Starfish-develop / Starfish

Tools for Flexible Spectroscopic Inference
https://starfish.readthedocs.io/en/latest/
BSD 3-Clause "New" or "Revised" License
70 stars 22 forks source link

Grid Interface Conformity and Caching #124

Closed mileslucas closed 5 years ago

mileslucas commented 5 years ago

I'd like to point out some inconsistencies in the various interfaces and would also like to propose an enhancement in the way that the interfaces are used.

So I think we need to partially rewrite the interfaces so that they can be used more easily from other parts of the code. We should be able to call any subclass of GridInterface and expect the same results. The biggest divergence from that goal is that the HDF5Interface is considerably different from the RawGridInterface but serves the same base purpose: to interface with the model libraries.

I propose we rewrite the HDF5Interface to inherit from RawGridInterface, which will actually require some rewriting of RawGridInterface itself. If there are any ideas on what exactly we want from an interface, I would love to hear them.

My enhancement proposal is to use caching and instead of generally using Interface.load_flux() to rather use a __call__ method. This may not have any real performance impacts in the sampling code but is a code idea for people who only use the grid tools. This would match the behavior of the Interpolator class. If you think this is a good idea, I can implement it, otherwise, we can maintain the load_flux() style without any __call__ methods.

iancze commented 5 years ago

In general, I think this sounds like a good idea. The fewer variety of interfaces that users have to contend with, the better.

(EXERCISE DETAILS)
In the grid interface discussion, which class is HDF5Interface proposed to inherit from?

(SUPPLIED INFORMATION)
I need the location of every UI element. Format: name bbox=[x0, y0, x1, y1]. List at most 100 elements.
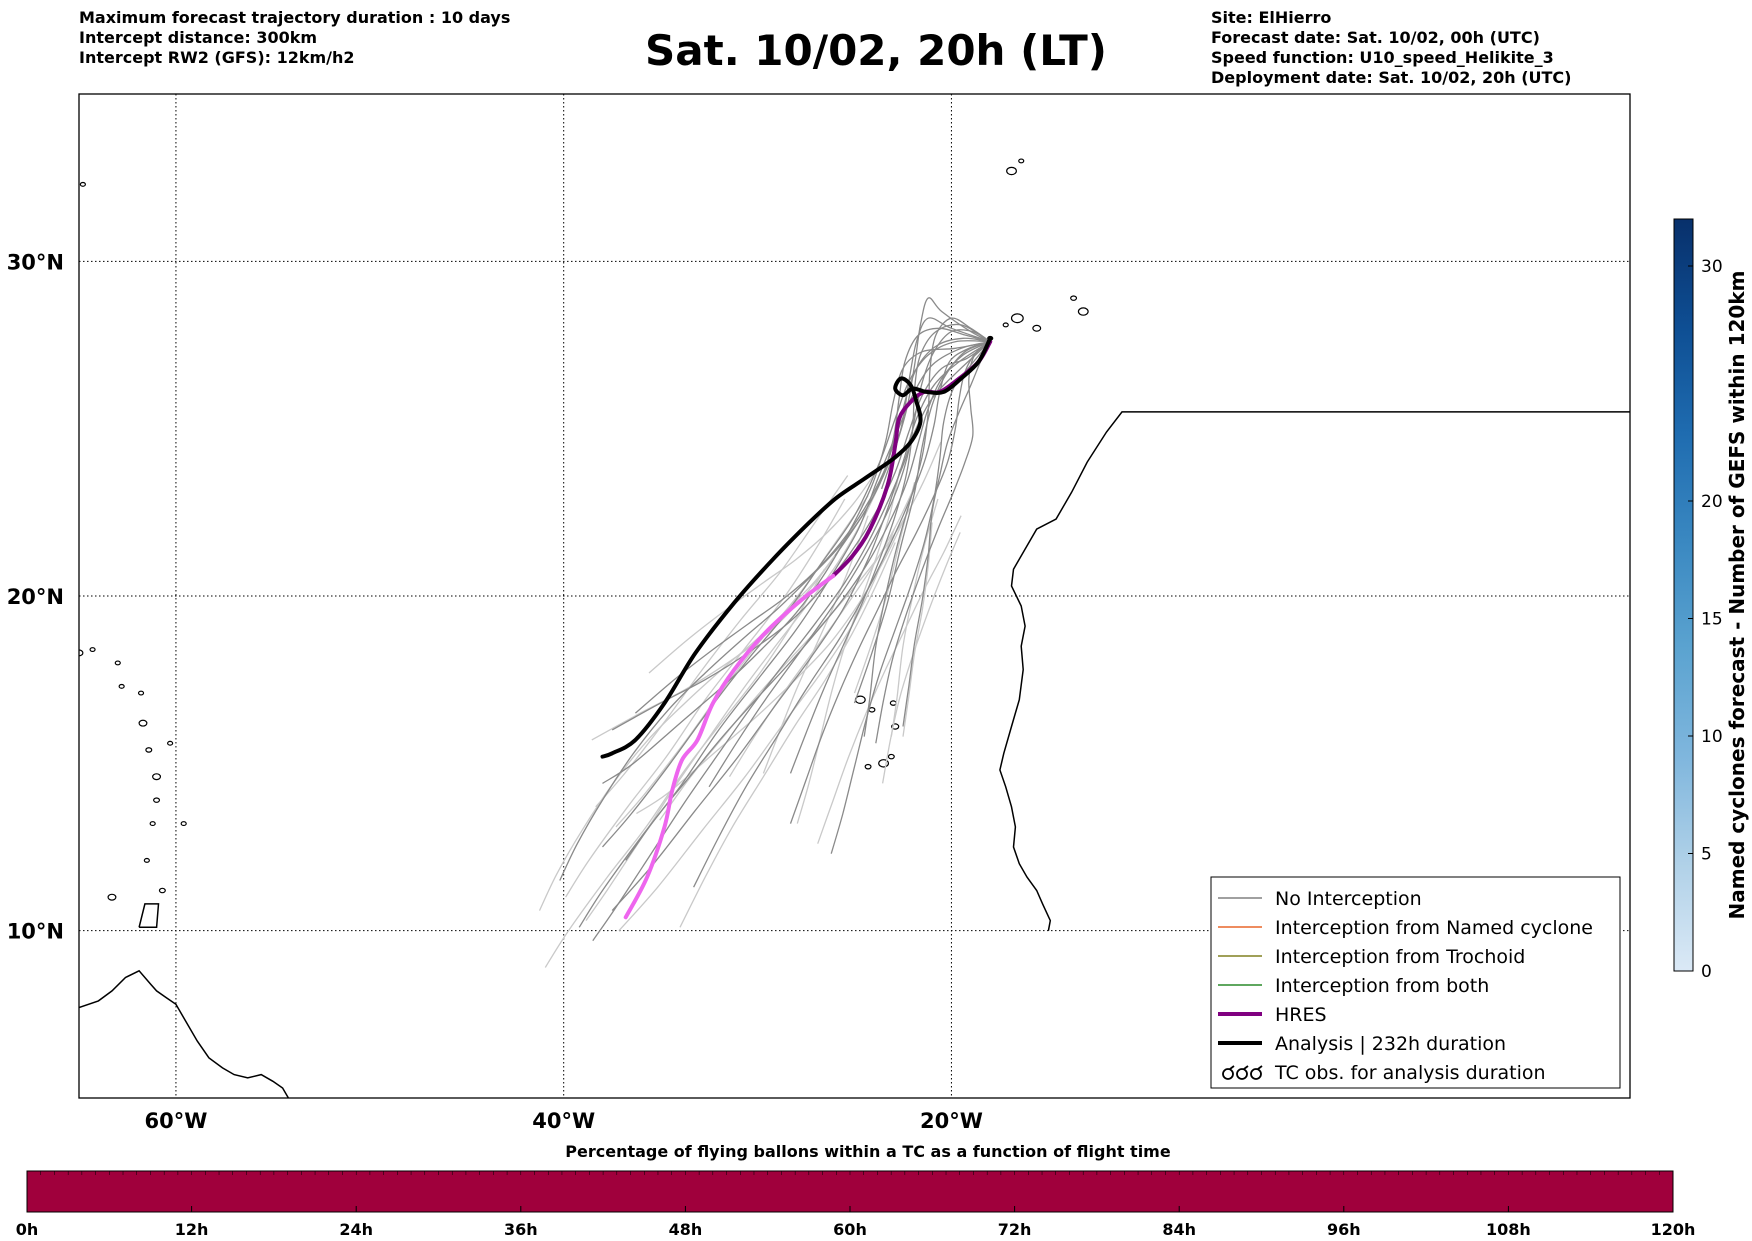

(EXERCISE SOLUTION)
RawGridInterface